WRITTEN REQUEST:
The exercise asks for every line of the data to be reproduced exactly.

==== EXTRACTED RECORDS ====

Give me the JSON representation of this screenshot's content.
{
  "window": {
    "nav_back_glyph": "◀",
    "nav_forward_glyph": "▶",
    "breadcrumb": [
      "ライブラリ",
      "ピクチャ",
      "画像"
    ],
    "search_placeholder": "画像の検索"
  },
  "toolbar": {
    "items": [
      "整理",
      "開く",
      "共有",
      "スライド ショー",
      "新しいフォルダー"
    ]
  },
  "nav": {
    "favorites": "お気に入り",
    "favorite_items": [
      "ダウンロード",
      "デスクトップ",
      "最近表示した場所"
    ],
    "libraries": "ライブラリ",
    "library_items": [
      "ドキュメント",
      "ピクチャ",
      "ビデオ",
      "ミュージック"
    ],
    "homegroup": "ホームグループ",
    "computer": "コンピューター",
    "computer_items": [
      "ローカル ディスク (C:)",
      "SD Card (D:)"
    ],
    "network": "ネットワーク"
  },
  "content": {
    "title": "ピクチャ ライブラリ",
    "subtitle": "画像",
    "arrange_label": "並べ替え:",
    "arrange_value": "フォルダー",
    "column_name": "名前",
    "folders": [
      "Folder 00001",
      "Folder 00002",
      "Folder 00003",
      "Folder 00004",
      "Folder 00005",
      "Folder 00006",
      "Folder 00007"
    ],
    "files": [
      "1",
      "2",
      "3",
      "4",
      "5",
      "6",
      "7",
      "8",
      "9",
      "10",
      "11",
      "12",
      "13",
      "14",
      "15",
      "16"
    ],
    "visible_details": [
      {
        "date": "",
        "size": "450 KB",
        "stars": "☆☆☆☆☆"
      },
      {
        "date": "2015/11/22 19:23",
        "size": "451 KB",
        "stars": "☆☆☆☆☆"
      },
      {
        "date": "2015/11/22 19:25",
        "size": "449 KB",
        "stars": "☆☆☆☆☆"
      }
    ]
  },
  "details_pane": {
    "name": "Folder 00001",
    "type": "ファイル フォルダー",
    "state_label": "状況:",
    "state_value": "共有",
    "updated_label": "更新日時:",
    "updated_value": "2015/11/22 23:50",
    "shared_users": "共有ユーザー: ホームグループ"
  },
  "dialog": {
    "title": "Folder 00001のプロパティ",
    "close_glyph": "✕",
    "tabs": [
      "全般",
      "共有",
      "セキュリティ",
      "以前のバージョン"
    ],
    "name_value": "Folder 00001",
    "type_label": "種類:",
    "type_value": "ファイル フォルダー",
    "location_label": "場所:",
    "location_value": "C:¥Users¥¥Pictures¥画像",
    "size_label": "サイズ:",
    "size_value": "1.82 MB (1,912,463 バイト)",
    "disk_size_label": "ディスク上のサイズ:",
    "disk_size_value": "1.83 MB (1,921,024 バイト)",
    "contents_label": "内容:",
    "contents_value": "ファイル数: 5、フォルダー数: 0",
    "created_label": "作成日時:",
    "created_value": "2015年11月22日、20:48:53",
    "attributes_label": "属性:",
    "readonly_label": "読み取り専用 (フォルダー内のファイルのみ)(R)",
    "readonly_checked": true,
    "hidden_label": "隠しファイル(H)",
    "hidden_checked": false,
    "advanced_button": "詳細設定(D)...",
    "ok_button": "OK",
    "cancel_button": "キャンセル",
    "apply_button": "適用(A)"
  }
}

====

SOLUTION FOR THIS PROBLEM:
Give me the JSON representation of this screenshot's content.
{
  "window": {
    "nav_back_glyph": "◀",
    "nav_forward_glyph": "▶",
    "breadcrumb": [
      "ライブラリ",
      "ピクチャ",
      "画像"
    ],
    "search_placeholder": "画像の検索"
  },
  "toolbar": {
    "items": [
      "整理",
      "開く",
      "共有",
      "スライド ショー",
      "新しいフォルダー"
    ]
  },
  "nav": {
    "favorites": "お気に入り",
    "favorite_items": [
      "ダウンロード",
      "デスクトップ",
      "最近表示した場所"
    ],
    "libraries": "ライブラリ",
    "library_items": [
      "ドキュメント",
      "ピクチャ",
      "ビデオ",
      "ミュージック"
    ],
    "homegroup": "ホームグループ",
    "computer": "コンピューター",
    "computer_items": [
      "ローカル ディスク (C:)",
      "SD Card (D:)"
    ],
    "network": "ネットワーク"
  },
  "content": {
    "title": "ピクチャ ライブラリ",
    "subtitle": "画像",
    "arrange_label": "並べ替え:",
    "arrange_value": "フォルダー",
    "column_name": "名前",
    "folders": [
      "Folder 00001",
      "Folder 00002",
      "Folder 00003",
      "Folder 00004",
      "Folder 00005",
      "Folder 00006",
      "Folder 00007"
    ],
    "files": [
      "1",
      "2",
      "3",
      "4",
      "5",
      "6",
      "7",
      "8",
      "9",
      "10",
      "11",
      "12",
      "13",
      "14",
      "15",
      "16"
    ],
    "visible_details": [
      {
        "date": "",
        "size": "450 KB",
        "stars": "☆☆☆☆☆"
      },
      {
        "date": "2015/11/22 19:23",
        "size": "451 KB",
        "stars": "☆☆☆☆☆"
      },
      {
        "date": "2015/11/22 19:25",
        "size": "449 KB",
        "stars": "☆☆☆☆☆"
      }
    ]
  },
  "details_pane": {
    "name": "Folder 00001",
    "type": "ファイル フォルダー",
    "state_label": "状況:",
    "state_value": "共有",
    "updated_label": "更新日時:",
    "updated_value": "2015/11/22 23:50",
    "shared_users": "共有ユーザー: ホームグループ"
  },
  "dialog": {
    "title": "Folder 00001のプロパティ",
    "close_glyph": "✕",
    "tabs": [
      "全般",
      "共有",
      "セキュリティ",
      "以前のバージョン"
    ],
    "name_value": "Folder 00001",
    "type_label": "種類:",
    "type_value": "ファイル フォルダー",
    "location_label": "場所:",
    "location_value": "C:¥Users¥¥Pictures¥画像",
    "size_label": "サイズ:",
    "size_value": "1.82 MB (1,912,463 バイト)",
    "disk_size_label": "ディスク上のサイズ:",
    "disk_size_value": "1.83 MB (1,921,024 バイト)",
    "contents_label": "内容:",
    "contents_value": "ファイル数: 5、フォルダー数: 0",
    "created_label": "作成日時:",
    "created_value": "2015年11月22日、20:48:53",
    "attributes_label": "属性:",
    "readonly_label": "読み取り専用 (フォルダー内のファイルのみ)(R)",
    "readonly_checked": true,
    "hidden_label": "隠しファイル(H)",
    "hidden_checked": false,
    "advanced_button": "詳細設定(D)...",
    "ok_button": "OK",
    "cancel_button": "キャンセル",
    "apply_button": "適用(A)"
  }
}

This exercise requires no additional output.